Task statement
Omit the pictures and output every entry below exactly as written.

---

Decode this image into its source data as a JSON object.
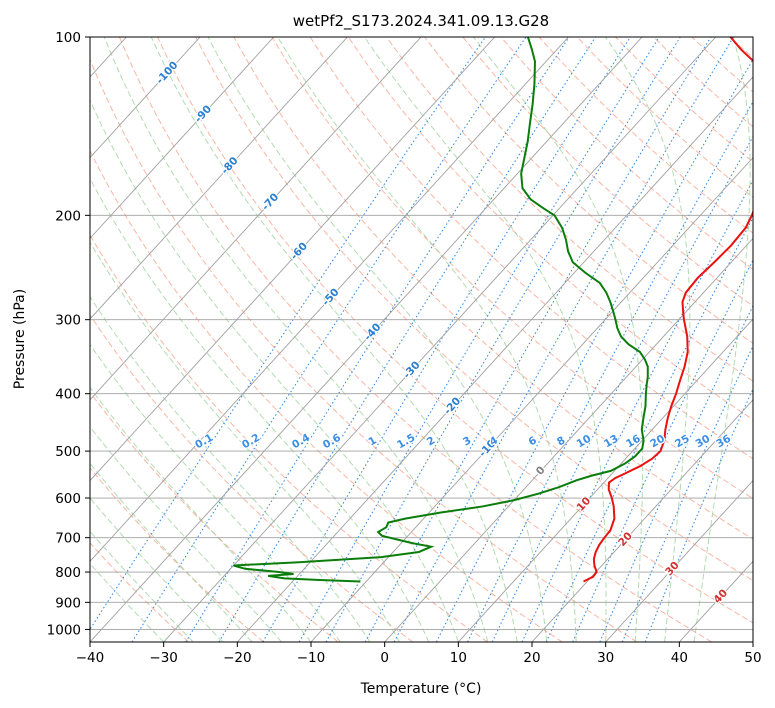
{
  "chart_data": {
    "type": "line",
    "chart_kind": "skew-T log-p diagram",
    "title": "wetPf2_S173.2024.341.09.13.G28",
    "xlabel": "Temperature (°C)",
    "ylabel": "Pressure (hPa)",
    "xlim": [
      -40,
      50
    ],
    "ylim": [
      1050,
      100
    ],
    "y_scale": "log",
    "grid": true,
    "x_ticks": [
      -40,
      -30,
      -20,
      -10,
      0,
      10,
      20,
      30,
      40,
      50
    ],
    "x_tick_labels": [
      "−40",
      "−30",
      "−20",
      "−10",
      "0",
      "10",
      "20",
      "30",
      "40",
      "50"
    ],
    "y_ticks": [
      100,
      200,
      300,
      400,
      500,
      600,
      700,
      800,
      900,
      1000
    ],
    "y_tick_labels": [
      "100",
      "200",
      "300",
      "400",
      "500",
      "600",
      "700",
      "800",
      "900",
      "1000"
    ],
    "colors": {
      "temperature": "#e8120e",
      "dewpoint": "#0a7d0a",
      "isotherm": "#a0a0a0",
      "dry_adiabat": "#f7a48c",
      "moist_adiabat": "#98cf98",
      "mixing_ratio": "#3a8ee6",
      "label_blue": "#2a7fd0",
      "label_red": "#d03030",
      "label_gray": "#808080"
    },
    "series": [
      {
        "key": "temperature",
        "points": [
          [
            830,
            19.5
          ],
          [
            815,
            20.2
          ],
          [
            800,
            20.1
          ],
          [
            780,
            19.0
          ],
          [
            760,
            18.1
          ],
          [
            740,
            17.5
          ],
          [
            720,
            17.1
          ],
          [
            700,
            16.9
          ],
          [
            680,
            16.8
          ],
          [
            650,
            15.9
          ],
          [
            620,
            14.3
          ],
          [
            600,
            13.0
          ],
          [
            580,
            11.5
          ],
          [
            565,
            10.7
          ],
          [
            555,
            11.0
          ],
          [
            545,
            11.8
          ],
          [
            530,
            12.9
          ],
          [
            515,
            13.6
          ],
          [
            500,
            13.8
          ],
          [
            480,
            13.0
          ],
          [
            460,
            11.8
          ],
          [
            440,
            10.7
          ],
          [
            420,
            9.7
          ],
          [
            400,
            8.8
          ],
          [
            380,
            7.7
          ],
          [
            360,
            6.6
          ],
          [
            340,
            5.2
          ],
          [
            320,
            3.2
          ],
          [
            300,
            0.7
          ],
          [
            290,
            -0.5
          ],
          [
            280,
            -1.7
          ],
          [
            270,
            -2.4
          ],
          [
            255,
            -2.6
          ],
          [
            240,
            -2.3
          ],
          [
            225,
            -2.1
          ],
          [
            210,
            -2.3
          ],
          [
            200,
            -3.0
          ],
          [
            190,
            -4.0
          ],
          [
            180,
            -5.5
          ],
          [
            170,
            -7.3
          ],
          [
            160,
            -8.9
          ],
          [
            150,
            -10.5
          ],
          [
            140,
            -12.2
          ],
          [
            130,
            -14.2
          ],
          [
            120,
            -17.0
          ],
          [
            115,
            -19.0
          ],
          [
            110,
            -21.8
          ],
          [
            105,
            -25.0
          ],
          [
            100,
            -28.0
          ]
        ]
      },
      {
        "key": "dewpoint",
        "points": [
          [
            830,
            -10.8
          ],
          [
            825,
            -16.5
          ],
          [
            820,
            -21.5
          ],
          [
            812,
            -24.0
          ],
          [
            806,
            -20.8
          ],
          [
            800,
            -23.0
          ],
          [
            790,
            -28.0
          ],
          [
            780,
            -30.0
          ],
          [
            770,
            -21.5
          ],
          [
            755,
            -11.0
          ],
          [
            740,
            -6.5
          ],
          [
            725,
            -5.5
          ],
          [
            715,
            -8.5
          ],
          [
            705,
            -11.0
          ],
          [
            695,
            -13.5
          ],
          [
            685,
            -14.5
          ],
          [
            672,
            -14.0
          ],
          [
            660,
            -14.3
          ],
          [
            650,
            -12.5
          ],
          [
            635,
            -8.5
          ],
          [
            620,
            -3.5
          ],
          [
            605,
            0.0
          ],
          [
            590,
            2.5
          ],
          [
            575,
            4.5
          ],
          [
            560,
            6.0
          ],
          [
            550,
            7.5
          ],
          [
            540,
            9.5
          ],
          [
            525,
            10.5
          ],
          [
            510,
            11.0
          ],
          [
            495,
            11.0
          ],
          [
            480,
            10.2
          ],
          [
            460,
            8.6
          ],
          [
            440,
            7.4
          ],
          [
            420,
            6.2
          ],
          [
            400,
            4.7
          ],
          [
            385,
            3.6
          ],
          [
            375,
            2.9
          ],
          [
            360,
            1.6
          ],
          [
            350,
            0.3
          ],
          [
            340,
            -1.3
          ],
          [
            330,
            -3.8
          ],
          [
            320,
            -5.8
          ],
          [
            310,
            -7.3
          ],
          [
            300,
            -8.6
          ],
          [
            290,
            -10.0
          ],
          [
            280,
            -11.5
          ],
          [
            270,
            -13.2
          ],
          [
            260,
            -15.3
          ],
          [
            250,
            -18.5
          ],
          [
            240,
            -21.5
          ],
          [
            230,
            -23.5
          ],
          [
            220,
            -25.2
          ],
          [
            210,
            -27.2
          ],
          [
            200,
            -29.8
          ],
          [
            195,
            -32.0
          ],
          [
            188,
            -35.0
          ],
          [
            180,
            -37.5
          ],
          [
            170,
            -39.5
          ],
          [
            160,
            -41.0
          ],
          [
            150,
            -42.6
          ],
          [
            140,
            -44.5
          ],
          [
            130,
            -46.5
          ],
          [
            120,
            -48.8
          ],
          [
            110,
            -51.5
          ],
          [
            105,
            -53.4
          ],
          [
            100,
            -55.5
          ]
        ]
      }
    ],
    "isotherm_labels": [
      {
        "text": "-100",
        "color": "label_blue",
        "t": -100,
        "p": 115
      },
      {
        "text": "-90",
        "color": "label_blue",
        "t": -90,
        "p": 135
      },
      {
        "text": "-80",
        "color": "label_blue",
        "t": -80,
        "p": 165
      },
      {
        "text": "-70",
        "color": "label_blue",
        "t": -70,
        "p": 190
      },
      {
        "text": "-60",
        "color": "label_blue",
        "t": -60,
        "p": 230
      },
      {
        "text": "-50",
        "color": "label_blue",
        "t": -50,
        "p": 275
      },
      {
        "text": "-40",
        "color": "label_blue",
        "t": -40,
        "p": 315
      },
      {
        "text": "-30",
        "color": "label_blue",
        "t": -30,
        "p": 365
      },
      {
        "text": "-20",
        "color": "label_blue",
        "t": -20,
        "p": 420
      },
      {
        "text": "-10",
        "color": "label_blue",
        "t": -10,
        "p": 495
      },
      {
        "text": "0",
        "color": "label_gray",
        "t": 0,
        "p": 540
      },
      {
        "text": "10",
        "color": "label_red",
        "t": 10,
        "p": 615
      },
      {
        "text": "20",
        "color": "label_red",
        "t": 20,
        "p": 705
      },
      {
        "text": "30",
        "color": "label_red",
        "t": 30,
        "p": 790
      },
      {
        "text": "40",
        "color": "label_red",
        "t": 40,
        "p": 880
      }
    ],
    "mixing_ratio_lines": [
      "0.1",
      "0.2",
      "0.4",
      "0.6",
      "1",
      "1.5",
      "2",
      "3",
      "4",
      "6",
      "8",
      "10",
      "13",
      "16",
      "20",
      "25",
      "30",
      "36"
    ],
    "mixing_ratio_label_pressure": 500
  }
}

---

Written answer
Decode this image into its source data as a JSON object.
{
  "chart_data": {
    "type": "line",
    "chart_kind": "skew-T log-p diagram",
    "title": "wetPf2_S173.2024.341.09.13.G28",
    "xlabel": "Temperature (°C)",
    "ylabel": "Pressure (hPa)",
    "xlim": [
      -40,
      50
    ],
    "ylim": [
      1050,
      100
    ],
    "y_scale": "log",
    "grid": true,
    "x_ticks": [
      -40,
      -30,
      -20,
      -10,
      0,
      10,
      20,
      30,
      40,
      50
    ],
    "x_tick_labels": [
      "−40",
      "−30",
      "−20",
      "−10",
      "0",
      "10",
      "20",
      "30",
      "40",
      "50"
    ],
    "y_ticks": [
      100,
      200,
      300,
      400,
      500,
      600,
      700,
      800,
      900,
      1000
    ],
    "y_tick_labels": [
      "100",
      "200",
      "300",
      "400",
      "500",
      "600",
      "700",
      "800",
      "900",
      "1000"
    ],
    "colors": {
      "temperature": "#e8120e",
      "dewpoint": "#0a7d0a",
      "isotherm": "#a0a0a0",
      "dry_adiabat": "#f7a48c",
      "moist_adiabat": "#98cf98",
      "mixing_ratio": "#3a8ee6",
      "label_blue": "#2a7fd0",
      "label_red": "#d03030",
      "label_gray": "#808080"
    },
    "series": [
      {
        "key": "temperature",
        "points": [
          [
            830,
            19.5
          ],
          [
            815,
            20.2
          ],
          [
            800,
            20.1
          ],
          [
            780,
            19.0
          ],
          [
            760,
            18.1
          ],
          [
            740,
            17.5
          ],
          [
            720,
            17.1
          ],
          [
            700,
            16.9
          ],
          [
            680,
            16.8
          ],
          [
            650,
            15.9
          ],
          [
            620,
            14.3
          ],
          [
            600,
            13.0
          ],
          [
            580,
            11.5
          ],
          [
            565,
            10.7
          ],
          [
            555,
            11.0
          ],
          [
            545,
            11.8
          ],
          [
            530,
            12.9
          ],
          [
            515,
            13.6
          ],
          [
            500,
            13.8
          ],
          [
            480,
            13.0
          ],
          [
            460,
            11.8
          ],
          [
            440,
            10.7
          ],
          [
            420,
            9.7
          ],
          [
            400,
            8.8
          ],
          [
            380,
            7.7
          ],
          [
            360,
            6.6
          ],
          [
            340,
            5.2
          ],
          [
            320,
            3.2
          ],
          [
            300,
            0.7
          ],
          [
            290,
            -0.5
          ],
          [
            280,
            -1.7
          ],
          [
            270,
            -2.4
          ],
          [
            255,
            -2.6
          ],
          [
            240,
            -2.3
          ],
          [
            225,
            -2.1
          ],
          [
            210,
            -2.3
          ],
          [
            200,
            -3.0
          ],
          [
            190,
            -4.0
          ],
          [
            180,
            -5.5
          ],
          [
            170,
            -7.3
          ],
          [
            160,
            -8.9
          ],
          [
            150,
            -10.5
          ],
          [
            140,
            -12.2
          ],
          [
            130,
            -14.2
          ],
          [
            120,
            -17.0
          ],
          [
            115,
            -19.0
          ],
          [
            110,
            -21.8
          ],
          [
            105,
            -25.0
          ],
          [
            100,
            -28.0
          ]
        ]
      },
      {
        "key": "dewpoint",
        "points": [
          [
            830,
            -10.8
          ],
          [
            825,
            -16.5
          ],
          [
            820,
            -21.5
          ],
          [
            812,
            -24.0
          ],
          [
            806,
            -20.8
          ],
          [
            800,
            -23.0
          ],
          [
            790,
            -28.0
          ],
          [
            780,
            -30.0
          ],
          [
            770,
            -21.5
          ],
          [
            755,
            -11.0
          ],
          [
            740,
            -6.5
          ],
          [
            725,
            -5.5
          ],
          [
            715,
            -8.5
          ],
          [
            705,
            -11.0
          ],
          [
            695,
            -13.5
          ],
          [
            685,
            -14.5
          ],
          [
            672,
            -14.0
          ],
          [
            660,
            -14.3
          ],
          [
            650,
            -12.5
          ],
          [
            635,
            -8.5
          ],
          [
            620,
            -3.5
          ],
          [
            605,
            0.0
          ],
          [
            590,
            2.5
          ],
          [
            575,
            4.5
          ],
          [
            560,
            6.0
          ],
          [
            550,
            7.5
          ],
          [
            540,
            9.5
          ],
          [
            525,
            10.5
          ],
          [
            510,
            11.0
          ],
          [
            495,
            11.0
          ],
          [
            480,
            10.2
          ],
          [
            460,
            8.6
          ],
          [
            440,
            7.4
          ],
          [
            420,
            6.2
          ],
          [
            400,
            4.7
          ],
          [
            385,
            3.6
          ],
          [
            375,
            2.9
          ],
          [
            360,
            1.6
          ],
          [
            350,
            0.3
          ],
          [
            340,
            -1.3
          ],
          [
            330,
            -3.8
          ],
          [
            320,
            -5.8
          ],
          [
            310,
            -7.3
          ],
          [
            300,
            -8.6
          ],
          [
            290,
            -10.0
          ],
          [
            280,
            -11.5
          ],
          [
            270,
            -13.2
          ],
          [
            260,
            -15.3
          ],
          [
            250,
            -18.5
          ],
          [
            240,
            -21.5
          ],
          [
            230,
            -23.5
          ],
          [
            220,
            -25.2
          ],
          [
            210,
            -27.2
          ],
          [
            200,
            -29.8
          ],
          [
            195,
            -32.0
          ],
          [
            188,
            -35.0
          ],
          [
            180,
            -37.5
          ],
          [
            170,
            -39.5
          ],
          [
            160,
            -41.0
          ],
          [
            150,
            -42.6
          ],
          [
            140,
            -44.5
          ],
          [
            130,
            -46.5
          ],
          [
            120,
            -48.8
          ],
          [
            110,
            -51.5
          ],
          [
            105,
            -53.4
          ],
          [
            100,
            -55.5
          ]
        ]
      }
    ],
    "isotherm_labels": [
      {
        "text": "-100",
        "color": "label_blue",
        "t": -100,
        "p": 115
      },
      {
        "text": "-90",
        "color": "label_blue",
        "t": -90,
        "p": 135
      },
      {
        "text": "-80",
        "color": "label_blue",
        "t": -80,
        "p": 165
      },
      {
        "text": "-70",
        "color": "label_blue",
        "t": -70,
        "p": 190
      },
      {
        "text": "-60",
        "color": "label_blue",
        "t": -60,
        "p": 230
      },
      {
        "text": "-50",
        "color": "label_blue",
        "t": -50,
        "p": 275
      },
      {
        "text": "-40",
        "color": "label_blue",
        "t": -40,
        "p": 315
      },
      {
        "text": "-30",
        "color": "label_blue",
        "t": -30,
        "p": 365
      },
      {
        "text": "-20",
        "color": "label_blue",
        "t": -20,
        "p": 420
      },
      {
        "text": "-10",
        "color": "label_blue",
        "t": -10,
        "p": 495
      },
      {
        "text": "0",
        "color": "label_gray",
        "t": 0,
        "p": 540
      },
      {
        "text": "10",
        "color": "label_red",
        "t": 10,
        "p": 615
      },
      {
        "text": "20",
        "color": "label_red",
        "t": 20,
        "p": 705
      },
      {
        "text": "30",
        "color": "label_red",
        "t": 30,
        "p": 790
      },
      {
        "text": "40",
        "color": "label_red",
        "t": 40,
        "p": 880
      }
    ],
    "mixing_ratio_lines": [
      "0.1",
      "0.2",
      "0.4",
      "0.6",
      "1",
      "1.5",
      "2",
      "3",
      "4",
      "6",
      "8",
      "10",
      "13",
      "16",
      "20",
      "25",
      "30",
      "36"
    ],
    "mixing_ratio_label_pressure": 500
  }
}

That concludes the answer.